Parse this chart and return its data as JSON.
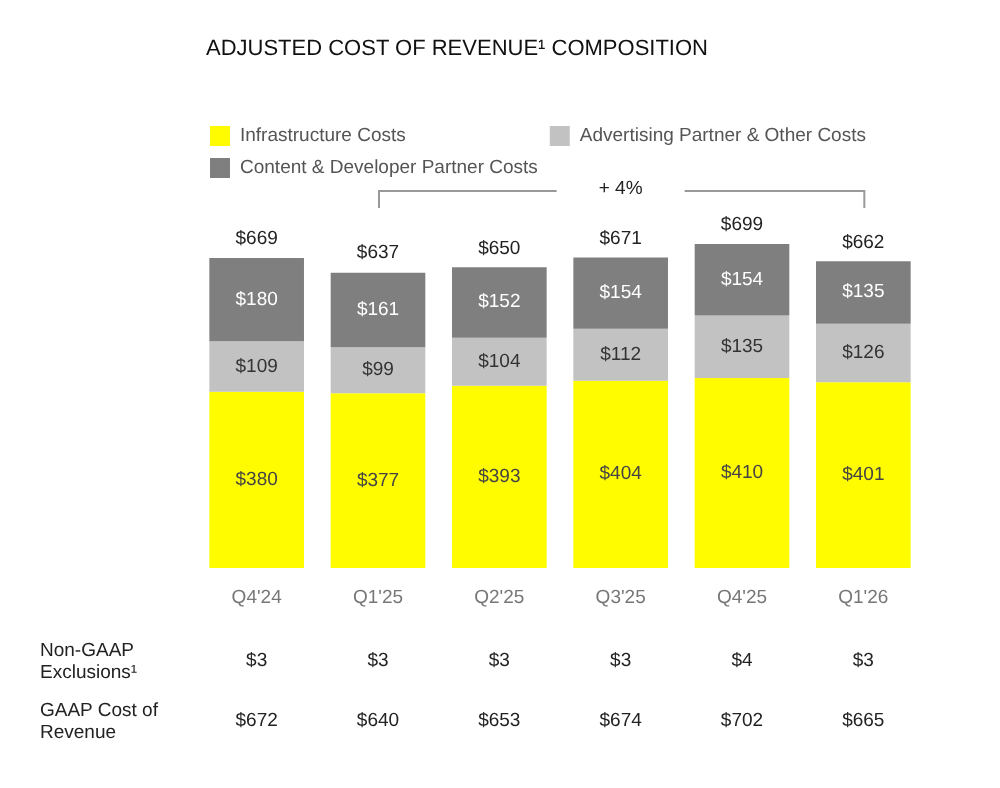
{
  "chart_data": {
    "type": "bar",
    "title": "ADJUSTED COST OF REVENUE¹ COMPOSITION",
    "stacked": true,
    "legend": "top left",
    "categories": [
      "Q4'24",
      "Q1'25",
      "Q2'25",
      "Q3'25",
      "Q4'25",
      "Q1'26"
    ],
    "series": [
      {
        "name": "Infrastructure Costs",
        "color": "#fffc00",
        "values": [
          380,
          377,
          393,
          404,
          410,
          401
        ],
        "value_labels": [
          "$380",
          "$377",
          "$393",
          "$404",
          "$410",
          "$401"
        ]
      },
      {
        "name": "Advertising Partner & Other Costs",
        "color": "#c2c2c2",
        "values": [
          109,
          99,
          104,
          112,
          135,
          126
        ],
        "value_labels": [
          "$109",
          "$99",
          "$104",
          "$112",
          "$135",
          "$126"
        ]
      },
      {
        "name": "Content & Developer Partner Costs",
        "color": "#7f7f7f",
        "values": [
          180,
          161,
          152,
          154,
          154,
          135
        ],
        "value_labels": [
          "$180",
          "$161",
          "$152",
          "$154",
          "$154",
          "$135"
        ]
      }
    ],
    "totals": [
      "$669",
      "$637",
      "$650",
      "$671",
      "$699",
      "$662"
    ],
    "annotations": [
      "+ 4%",
      "Non-GAAP Exclusions¹",
      "$3",
      "$3",
      "$3",
      "$3",
      "$4",
      "$3",
      "GAAP Cost of Revenue",
      "$672",
      "$640",
      "$653",
      "$674",
      "$702",
      "$665"
    ]
  }
}
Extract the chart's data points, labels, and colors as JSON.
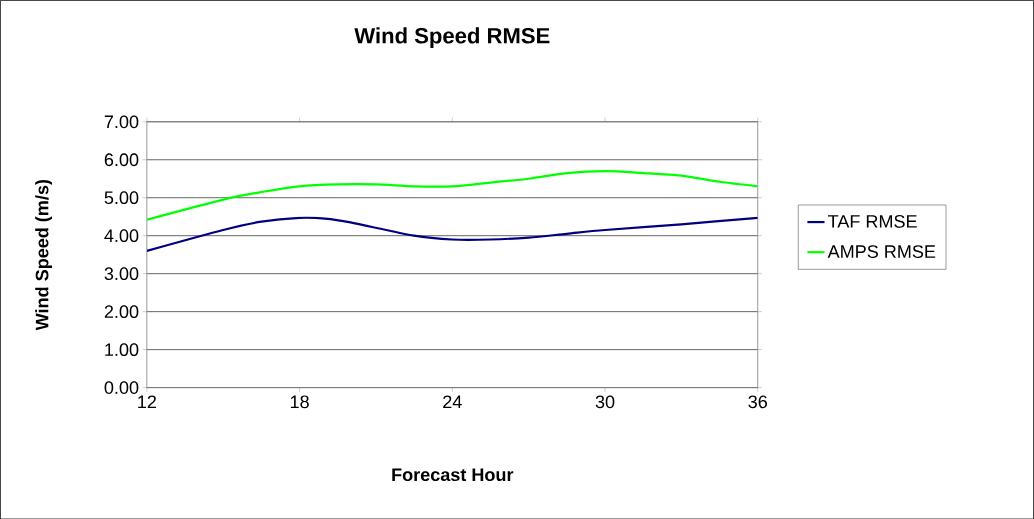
{
  "chart_data": {
    "type": "line",
    "title": "Wind Speed RMSE",
    "xlabel": "Forecast Hour",
    "ylabel": "Wind Speed (m/s)",
    "xlim": [
      12,
      36
    ],
    "xticks": [
      12,
      18,
      24,
      30,
      36
    ],
    "ylim": [
      0,
      7
    ],
    "yticks": [
      {
        "value": 0,
        "label": "0.00"
      },
      {
        "value": 1,
        "label": "1.00"
      },
      {
        "value": 2,
        "label": "2.00"
      },
      {
        "value": 3,
        "label": "3.00"
      },
      {
        "value": 4,
        "label": "4.00"
      },
      {
        "value": 5,
        "label": "5.00"
      },
      {
        "value": 6,
        "label": "6.00"
      },
      {
        "value": 7,
        "label": "7.00"
      }
    ],
    "grid": "y",
    "legend": "right",
    "marker": "none",
    "line_style": "solid",
    "series": [
      {
        "name": "TAF RMSE",
        "color": "#000080",
        "x": [
          12,
          15,
          16.5,
          18,
          19,
          20,
          22.5,
          24,
          25.5,
          27,
          28.5,
          30,
          33,
          36
        ],
        "values": [
          3.6,
          4.15,
          4.37,
          4.47,
          4.45,
          4.35,
          4.0,
          3.9,
          3.9,
          3.95,
          4.05,
          4.15,
          4.3,
          4.47
        ]
      },
      {
        "name": "AMPS RMSE",
        "color": "#00ff00",
        "x": [
          12,
          15,
          16.5,
          18,
          19.5,
          21,
          22.5,
          24,
          25.5,
          27,
          28.5,
          30,
          31.5,
          33,
          34.5,
          36
        ],
        "values": [
          4.42,
          4.95,
          5.15,
          5.3,
          5.35,
          5.35,
          5.3,
          5.3,
          5.4,
          5.5,
          5.65,
          5.7,
          5.65,
          5.58,
          5.42,
          5.3
        ]
      }
    ]
  }
}
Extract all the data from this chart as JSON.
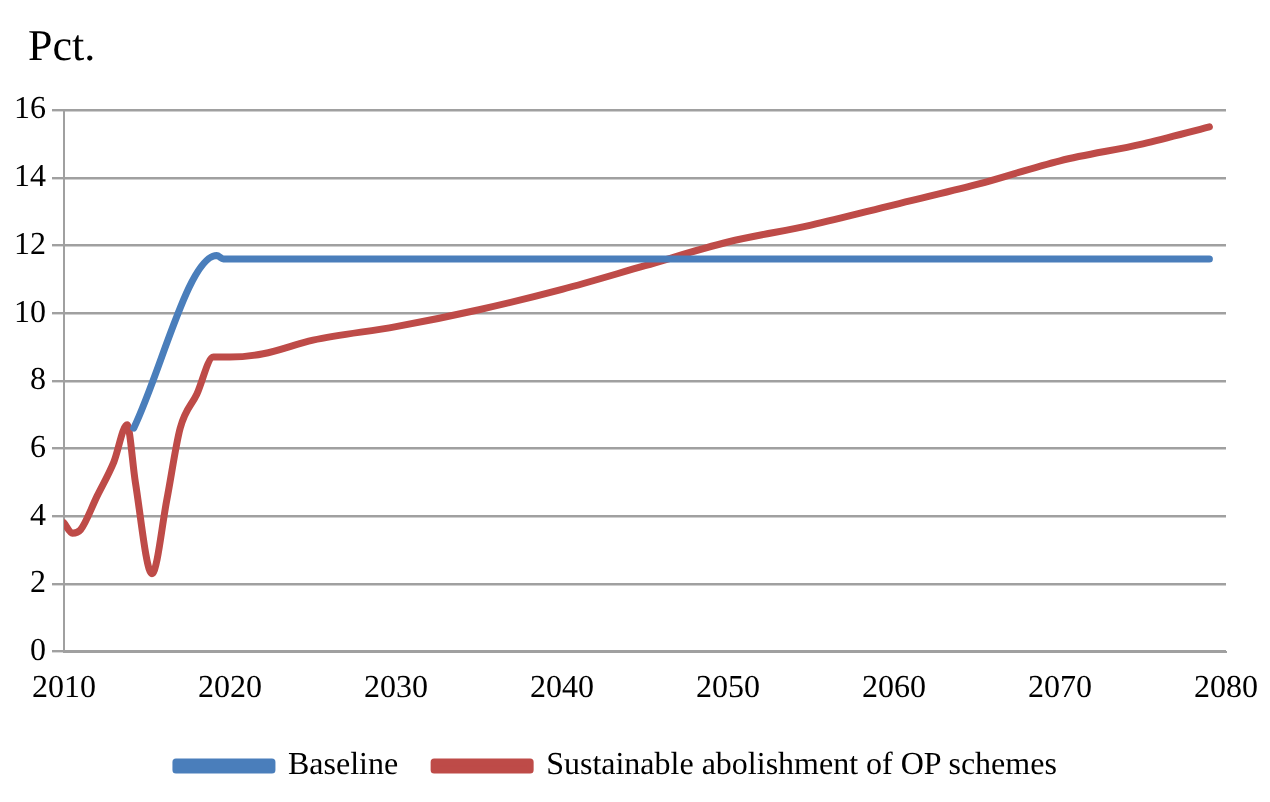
{
  "chart_data": {
    "type": "line",
    "ylabel": "Pct.",
    "xlim": [
      2010,
      2080
    ],
    "xticks": [
      2010,
      2020,
      2030,
      2040,
      2050,
      2060,
      2070,
      2080
    ],
    "ylim": [
      0,
      16
    ],
    "yticks": [
      0,
      2,
      4,
      6,
      8,
      10,
      12,
      14,
      16
    ],
    "grid": "y",
    "legend": "bottom",
    "marker": "none",
    "line_style": "solid",
    "series": [
      {
        "name": "Baseline",
        "color": "#4a7ebb",
        "x": [
          2014.2,
          2019.2,
          2019.6,
          2079
        ],
        "values": [
          6.6,
          11.7,
          11.6,
          11.6
        ]
      },
      {
        "name": "Sustainable abolishment of OP schemes",
        "color": "#be4b48",
        "x": [
          2010,
          2010.5,
          2011,
          2012,
          2013,
          2013.8,
          2014.3,
          2015.3,
          2016.2,
          2017,
          2018,
          2019,
          2020,
          2022,
          2025,
          2030,
          2035,
          2040,
          2045,
          2050,
          2055,
          2060,
          2065,
          2070,
          2075,
          2079
        ],
        "values": [
          3.8,
          3.5,
          3.6,
          4.6,
          5.6,
          6.7,
          5.0,
          2.3,
          4.5,
          6.6,
          7.6,
          8.7,
          8.7,
          8.8,
          9.2,
          9.6,
          10.1,
          10.7,
          11.4,
          12.1,
          12.6,
          13.2,
          13.8,
          14.5,
          15.0,
          15.5
        ]
      }
    ]
  }
}
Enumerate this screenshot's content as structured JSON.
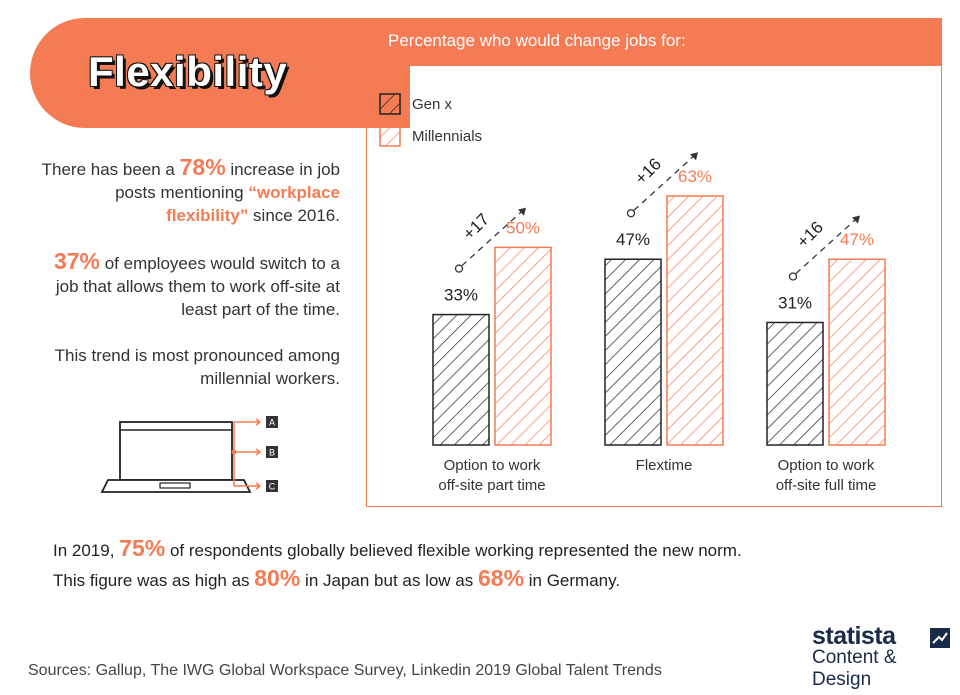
{
  "title": "Flexibility",
  "chart_header": "Percentage who would change jobs for:",
  "stats": {
    "s1_pre": "There has been a ",
    "s1_num": "78%",
    "s1_mid": " increase in job posts mentioning ",
    "s1_quote": "“workplace flexibility”",
    "s1_post": " since 2016.",
    "s2_num": "37%",
    "s2_post": " of employees would switch to a job that allows them to work off-site at least part of the time.",
    "s3": "This trend is most pronounced among millennial workers."
  },
  "laptop_options": [
    "A",
    "B",
    "C"
  ],
  "bottom": {
    "l1_pre": "In 2019, ",
    "l1_num": "75%",
    "l1_post": " of respondents globally believed flexible working represented the new norm.",
    "l2_pre": "This figure was as high as ",
    "l2_num1": "80%",
    "l2_mid": " in Japan but as low as ",
    "l2_num2": "68%",
    "l2_post": " in Germany."
  },
  "sources": "Sources: Gallup, The IWG Global Workspace Survey, Linkedin 2019 Global Talent Trends",
  "brand": {
    "name": "statista",
    "sub": "Content & Design"
  },
  "colors": {
    "accent": "#f47b54",
    "dark": "#222222"
  },
  "chart_data": {
    "type": "bar",
    "title": "Percentage who would change jobs for:",
    "categories": [
      [
        "Option to work",
        "off-site part time"
      ],
      [
        "Flextime"
      ],
      [
        "Option to work",
        "off-site full time"
      ]
    ],
    "series": [
      {
        "name": "Gen x",
        "values": [
          33,
          47,
          31
        ],
        "labels": [
          "33%",
          "47%",
          "31%"
        ],
        "color": "#222222"
      },
      {
        "name": "Millennials",
        "values": [
          50,
          63,
          47
        ],
        "labels": [
          "50%",
          "63%",
          "47%"
        ],
        "color": "#f47b54"
      }
    ],
    "differences": [
      "+17",
      "+16",
      "+16"
    ],
    "legend": "top-left",
    "ylim": [
      0,
      75
    ],
    "grid": false
  }
}
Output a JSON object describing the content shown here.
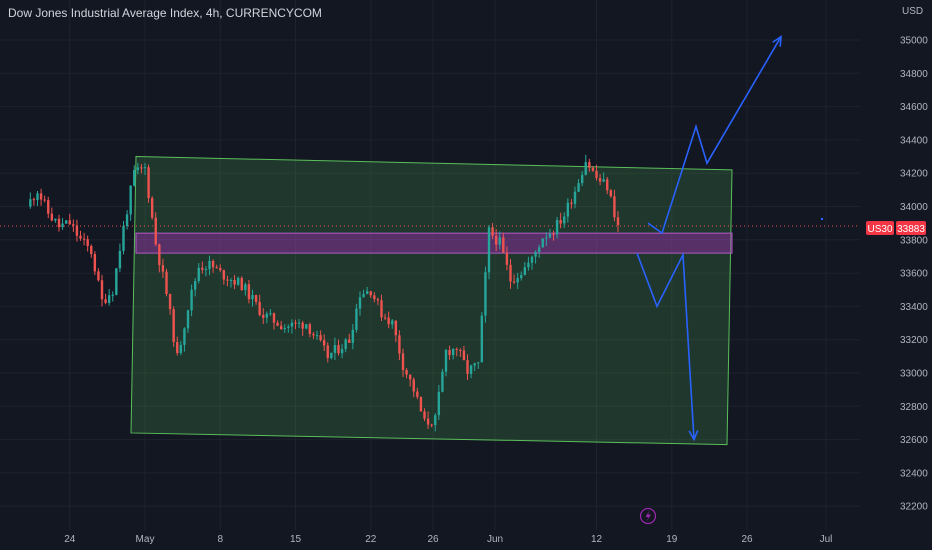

————

WORK REQUIRED:
Copy every line of the records above that contains "GAAP".

THE RESPONSE:
      "Non-GAAP Exclusions¹",
      "GAAP Cost of Revenue",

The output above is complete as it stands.